Written request: How many lines in the entries below contain "color"? Answer with the number only.

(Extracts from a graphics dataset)

-- Start --

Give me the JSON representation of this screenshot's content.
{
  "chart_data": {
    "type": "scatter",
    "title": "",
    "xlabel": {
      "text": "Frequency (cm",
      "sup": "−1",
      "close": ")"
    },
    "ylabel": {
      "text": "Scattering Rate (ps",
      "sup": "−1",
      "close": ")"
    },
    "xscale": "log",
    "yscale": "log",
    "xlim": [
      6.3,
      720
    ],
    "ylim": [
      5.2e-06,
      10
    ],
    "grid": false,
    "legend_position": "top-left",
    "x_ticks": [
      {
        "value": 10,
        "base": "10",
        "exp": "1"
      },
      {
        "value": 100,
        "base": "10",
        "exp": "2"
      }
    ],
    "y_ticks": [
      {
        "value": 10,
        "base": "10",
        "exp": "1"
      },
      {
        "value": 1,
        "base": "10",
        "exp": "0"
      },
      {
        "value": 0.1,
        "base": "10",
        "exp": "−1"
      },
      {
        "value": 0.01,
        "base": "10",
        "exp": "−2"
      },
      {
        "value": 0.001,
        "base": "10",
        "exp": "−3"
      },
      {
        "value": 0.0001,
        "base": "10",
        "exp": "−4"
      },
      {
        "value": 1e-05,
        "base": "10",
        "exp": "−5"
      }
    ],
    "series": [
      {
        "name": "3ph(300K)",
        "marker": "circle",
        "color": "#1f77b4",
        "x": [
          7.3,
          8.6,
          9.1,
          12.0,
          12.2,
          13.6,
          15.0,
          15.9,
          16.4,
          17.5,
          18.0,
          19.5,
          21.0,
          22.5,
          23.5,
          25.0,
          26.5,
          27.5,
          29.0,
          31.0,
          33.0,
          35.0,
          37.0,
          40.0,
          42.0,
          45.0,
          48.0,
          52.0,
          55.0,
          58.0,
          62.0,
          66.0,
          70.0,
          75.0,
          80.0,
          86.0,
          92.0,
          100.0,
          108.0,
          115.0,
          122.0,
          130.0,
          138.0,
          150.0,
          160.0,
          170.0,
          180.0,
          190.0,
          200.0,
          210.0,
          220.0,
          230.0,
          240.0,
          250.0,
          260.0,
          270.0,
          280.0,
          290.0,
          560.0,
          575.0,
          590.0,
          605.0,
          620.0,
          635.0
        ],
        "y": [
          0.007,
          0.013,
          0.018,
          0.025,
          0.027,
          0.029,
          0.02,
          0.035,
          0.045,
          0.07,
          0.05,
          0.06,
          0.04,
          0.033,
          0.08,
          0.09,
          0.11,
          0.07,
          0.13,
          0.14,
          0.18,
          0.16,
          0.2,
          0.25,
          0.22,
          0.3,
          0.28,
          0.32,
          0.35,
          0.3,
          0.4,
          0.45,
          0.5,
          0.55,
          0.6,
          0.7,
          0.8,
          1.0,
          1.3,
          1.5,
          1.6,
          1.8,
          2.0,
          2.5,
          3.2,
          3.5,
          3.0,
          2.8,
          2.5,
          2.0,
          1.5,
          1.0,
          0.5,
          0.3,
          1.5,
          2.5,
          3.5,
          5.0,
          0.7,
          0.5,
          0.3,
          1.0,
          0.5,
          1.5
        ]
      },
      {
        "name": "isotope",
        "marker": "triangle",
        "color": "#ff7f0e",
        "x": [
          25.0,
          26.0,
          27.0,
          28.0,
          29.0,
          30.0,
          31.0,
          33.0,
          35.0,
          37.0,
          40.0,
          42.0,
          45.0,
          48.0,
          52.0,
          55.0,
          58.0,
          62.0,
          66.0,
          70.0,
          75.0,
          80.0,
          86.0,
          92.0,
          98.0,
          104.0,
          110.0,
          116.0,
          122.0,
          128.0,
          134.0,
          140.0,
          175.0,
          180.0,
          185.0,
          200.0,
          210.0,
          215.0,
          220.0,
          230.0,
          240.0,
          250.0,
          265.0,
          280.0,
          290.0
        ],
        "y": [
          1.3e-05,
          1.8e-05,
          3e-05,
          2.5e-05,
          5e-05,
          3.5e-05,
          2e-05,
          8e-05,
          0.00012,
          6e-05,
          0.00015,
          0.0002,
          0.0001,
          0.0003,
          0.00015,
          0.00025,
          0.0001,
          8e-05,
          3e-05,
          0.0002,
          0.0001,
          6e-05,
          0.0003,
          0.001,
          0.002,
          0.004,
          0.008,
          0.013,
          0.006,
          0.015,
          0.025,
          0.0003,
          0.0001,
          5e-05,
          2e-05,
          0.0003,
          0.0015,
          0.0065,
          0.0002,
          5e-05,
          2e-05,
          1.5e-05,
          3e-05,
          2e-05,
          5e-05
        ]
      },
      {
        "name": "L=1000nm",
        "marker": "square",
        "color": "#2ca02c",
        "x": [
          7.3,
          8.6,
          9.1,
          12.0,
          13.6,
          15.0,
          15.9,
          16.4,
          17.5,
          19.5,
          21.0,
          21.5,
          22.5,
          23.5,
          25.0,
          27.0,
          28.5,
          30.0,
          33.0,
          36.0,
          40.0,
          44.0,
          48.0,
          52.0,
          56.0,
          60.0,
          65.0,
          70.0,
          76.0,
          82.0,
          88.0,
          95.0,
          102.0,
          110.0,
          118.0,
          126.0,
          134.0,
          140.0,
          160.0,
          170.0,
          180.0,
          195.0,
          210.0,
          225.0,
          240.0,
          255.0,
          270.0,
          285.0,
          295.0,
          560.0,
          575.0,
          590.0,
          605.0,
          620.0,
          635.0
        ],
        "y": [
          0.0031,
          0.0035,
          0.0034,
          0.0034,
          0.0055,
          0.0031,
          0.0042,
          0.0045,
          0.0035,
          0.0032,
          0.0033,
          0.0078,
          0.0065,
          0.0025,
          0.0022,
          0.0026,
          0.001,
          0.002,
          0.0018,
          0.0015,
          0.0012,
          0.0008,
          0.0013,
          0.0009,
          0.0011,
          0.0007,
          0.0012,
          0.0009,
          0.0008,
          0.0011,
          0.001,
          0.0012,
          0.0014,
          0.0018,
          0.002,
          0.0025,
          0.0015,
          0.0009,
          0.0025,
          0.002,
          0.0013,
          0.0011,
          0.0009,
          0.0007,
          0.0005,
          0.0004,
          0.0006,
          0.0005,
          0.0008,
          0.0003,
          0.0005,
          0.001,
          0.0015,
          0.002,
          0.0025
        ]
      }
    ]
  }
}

-- End --

Answer for the task: 3